» Task description
Scan the data for lines with "arcsec" and report the count by itself.

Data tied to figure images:
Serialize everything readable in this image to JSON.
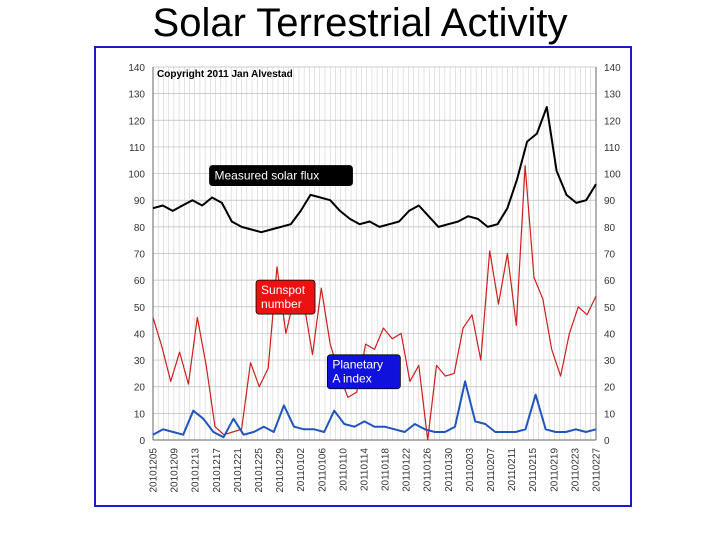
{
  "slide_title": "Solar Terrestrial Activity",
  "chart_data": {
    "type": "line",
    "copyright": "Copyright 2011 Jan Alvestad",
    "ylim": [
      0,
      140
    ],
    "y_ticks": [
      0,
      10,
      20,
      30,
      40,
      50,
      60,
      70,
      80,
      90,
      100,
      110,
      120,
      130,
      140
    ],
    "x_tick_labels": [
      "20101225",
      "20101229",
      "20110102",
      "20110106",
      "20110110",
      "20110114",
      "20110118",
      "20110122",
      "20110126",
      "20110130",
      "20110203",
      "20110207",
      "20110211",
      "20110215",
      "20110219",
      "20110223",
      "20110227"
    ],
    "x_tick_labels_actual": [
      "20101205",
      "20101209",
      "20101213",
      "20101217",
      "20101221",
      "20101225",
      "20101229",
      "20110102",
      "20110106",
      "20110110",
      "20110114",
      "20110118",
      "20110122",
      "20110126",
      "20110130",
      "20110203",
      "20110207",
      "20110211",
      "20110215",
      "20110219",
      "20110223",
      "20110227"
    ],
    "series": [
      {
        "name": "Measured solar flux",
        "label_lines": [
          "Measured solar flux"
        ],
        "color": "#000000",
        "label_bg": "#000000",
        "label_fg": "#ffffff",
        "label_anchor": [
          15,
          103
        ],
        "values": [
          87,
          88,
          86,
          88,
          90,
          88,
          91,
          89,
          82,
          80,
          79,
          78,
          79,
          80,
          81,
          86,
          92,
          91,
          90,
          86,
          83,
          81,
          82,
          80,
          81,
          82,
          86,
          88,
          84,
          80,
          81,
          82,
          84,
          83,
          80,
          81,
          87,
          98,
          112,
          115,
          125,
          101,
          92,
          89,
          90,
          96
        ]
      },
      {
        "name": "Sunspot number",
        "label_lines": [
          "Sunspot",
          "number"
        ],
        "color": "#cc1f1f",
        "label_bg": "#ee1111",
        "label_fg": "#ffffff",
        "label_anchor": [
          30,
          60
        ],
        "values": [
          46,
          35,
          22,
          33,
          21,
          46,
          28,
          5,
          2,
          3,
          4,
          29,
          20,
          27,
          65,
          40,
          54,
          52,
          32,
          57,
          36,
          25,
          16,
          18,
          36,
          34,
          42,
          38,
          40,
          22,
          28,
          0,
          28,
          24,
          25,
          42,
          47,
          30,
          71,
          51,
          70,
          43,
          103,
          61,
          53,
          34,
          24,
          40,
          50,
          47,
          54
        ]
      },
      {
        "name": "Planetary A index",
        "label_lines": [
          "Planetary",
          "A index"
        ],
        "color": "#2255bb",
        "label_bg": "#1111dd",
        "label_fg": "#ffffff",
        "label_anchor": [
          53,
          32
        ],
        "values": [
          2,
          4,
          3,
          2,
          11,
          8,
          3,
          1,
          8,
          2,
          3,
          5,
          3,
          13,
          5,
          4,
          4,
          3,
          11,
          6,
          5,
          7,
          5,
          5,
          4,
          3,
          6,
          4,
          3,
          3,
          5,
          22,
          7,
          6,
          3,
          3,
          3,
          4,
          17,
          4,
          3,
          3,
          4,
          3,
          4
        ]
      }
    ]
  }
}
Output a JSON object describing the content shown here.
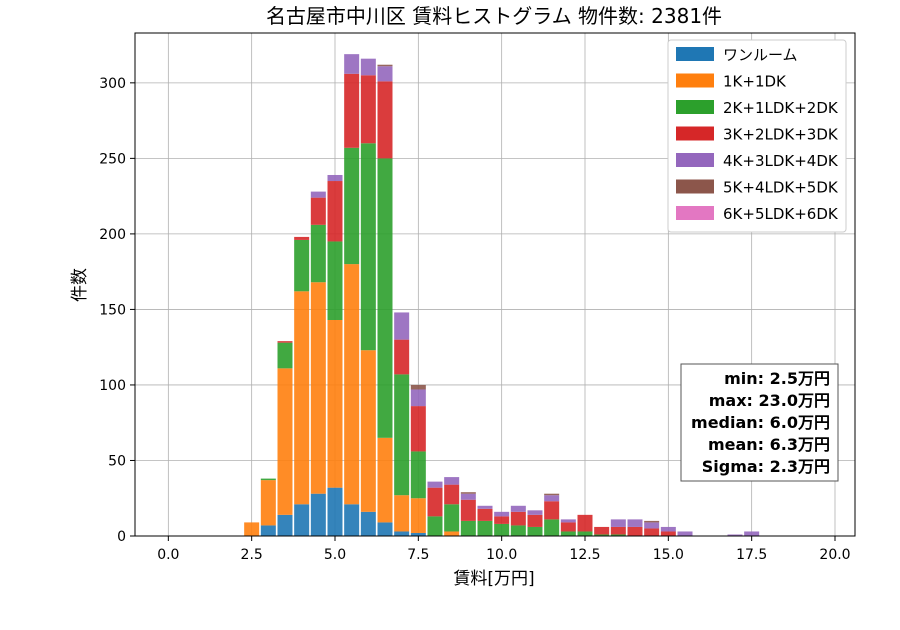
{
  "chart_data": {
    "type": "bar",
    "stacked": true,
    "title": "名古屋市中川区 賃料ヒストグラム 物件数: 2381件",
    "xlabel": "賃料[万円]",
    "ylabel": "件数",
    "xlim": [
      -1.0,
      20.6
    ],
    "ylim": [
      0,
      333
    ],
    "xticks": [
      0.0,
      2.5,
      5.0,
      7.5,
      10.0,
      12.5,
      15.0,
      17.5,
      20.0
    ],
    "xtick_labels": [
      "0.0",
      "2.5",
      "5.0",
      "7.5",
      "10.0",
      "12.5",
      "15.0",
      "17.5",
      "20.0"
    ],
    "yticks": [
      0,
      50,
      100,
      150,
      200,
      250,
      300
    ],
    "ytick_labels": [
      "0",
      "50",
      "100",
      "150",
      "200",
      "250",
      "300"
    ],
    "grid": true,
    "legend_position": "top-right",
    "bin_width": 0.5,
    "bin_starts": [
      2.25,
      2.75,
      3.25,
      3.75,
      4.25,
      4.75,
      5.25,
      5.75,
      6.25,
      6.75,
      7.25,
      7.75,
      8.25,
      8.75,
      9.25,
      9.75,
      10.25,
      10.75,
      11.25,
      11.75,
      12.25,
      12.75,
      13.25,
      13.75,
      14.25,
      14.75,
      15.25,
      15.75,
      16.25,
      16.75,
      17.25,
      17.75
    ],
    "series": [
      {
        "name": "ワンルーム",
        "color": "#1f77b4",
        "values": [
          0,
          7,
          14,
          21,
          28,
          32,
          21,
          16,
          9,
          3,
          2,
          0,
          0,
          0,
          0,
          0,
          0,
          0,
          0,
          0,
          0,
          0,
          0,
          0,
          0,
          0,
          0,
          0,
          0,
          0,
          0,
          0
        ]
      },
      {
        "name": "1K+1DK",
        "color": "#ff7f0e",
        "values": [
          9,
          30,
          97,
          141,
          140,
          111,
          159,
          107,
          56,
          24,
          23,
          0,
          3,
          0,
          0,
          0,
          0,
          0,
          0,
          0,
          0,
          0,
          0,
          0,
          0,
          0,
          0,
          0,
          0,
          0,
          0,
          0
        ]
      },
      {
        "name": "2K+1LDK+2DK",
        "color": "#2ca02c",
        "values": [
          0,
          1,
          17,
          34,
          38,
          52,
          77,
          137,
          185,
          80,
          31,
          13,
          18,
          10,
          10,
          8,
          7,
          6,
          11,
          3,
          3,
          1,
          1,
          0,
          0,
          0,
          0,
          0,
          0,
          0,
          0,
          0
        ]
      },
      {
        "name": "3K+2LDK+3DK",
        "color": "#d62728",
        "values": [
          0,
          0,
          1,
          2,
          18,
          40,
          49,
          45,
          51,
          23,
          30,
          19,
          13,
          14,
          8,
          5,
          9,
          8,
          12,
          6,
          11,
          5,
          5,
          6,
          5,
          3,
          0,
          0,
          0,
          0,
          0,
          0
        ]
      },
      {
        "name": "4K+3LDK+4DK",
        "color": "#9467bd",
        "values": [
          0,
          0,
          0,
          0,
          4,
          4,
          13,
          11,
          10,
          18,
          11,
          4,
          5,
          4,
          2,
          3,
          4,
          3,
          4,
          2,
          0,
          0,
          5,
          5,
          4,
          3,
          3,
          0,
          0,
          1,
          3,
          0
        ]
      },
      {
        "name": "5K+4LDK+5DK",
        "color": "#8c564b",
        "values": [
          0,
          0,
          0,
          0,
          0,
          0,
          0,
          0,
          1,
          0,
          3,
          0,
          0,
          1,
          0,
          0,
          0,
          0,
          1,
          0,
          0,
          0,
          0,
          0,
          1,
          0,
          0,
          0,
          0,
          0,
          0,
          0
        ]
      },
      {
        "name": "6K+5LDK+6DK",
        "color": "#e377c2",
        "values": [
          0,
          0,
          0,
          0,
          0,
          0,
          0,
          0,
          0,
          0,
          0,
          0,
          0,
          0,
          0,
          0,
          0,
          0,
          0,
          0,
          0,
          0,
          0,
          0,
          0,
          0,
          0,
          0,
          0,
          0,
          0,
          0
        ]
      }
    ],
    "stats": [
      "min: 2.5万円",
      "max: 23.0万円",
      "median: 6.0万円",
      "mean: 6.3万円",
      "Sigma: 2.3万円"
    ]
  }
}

--

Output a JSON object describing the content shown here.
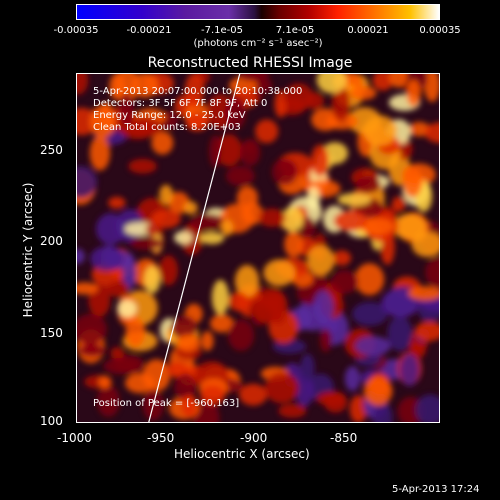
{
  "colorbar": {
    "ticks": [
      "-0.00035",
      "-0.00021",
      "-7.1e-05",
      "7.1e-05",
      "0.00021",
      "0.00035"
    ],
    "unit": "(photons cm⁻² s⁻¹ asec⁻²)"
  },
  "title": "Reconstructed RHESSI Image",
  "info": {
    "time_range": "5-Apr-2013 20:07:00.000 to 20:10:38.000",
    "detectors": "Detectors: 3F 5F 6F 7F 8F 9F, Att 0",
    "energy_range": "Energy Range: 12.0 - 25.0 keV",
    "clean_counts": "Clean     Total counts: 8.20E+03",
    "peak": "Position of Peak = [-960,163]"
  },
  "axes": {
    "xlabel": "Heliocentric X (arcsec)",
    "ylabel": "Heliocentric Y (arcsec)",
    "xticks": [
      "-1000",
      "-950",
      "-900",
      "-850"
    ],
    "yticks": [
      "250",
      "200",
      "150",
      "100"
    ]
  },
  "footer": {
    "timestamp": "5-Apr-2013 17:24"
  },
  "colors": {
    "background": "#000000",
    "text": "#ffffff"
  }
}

» The response
2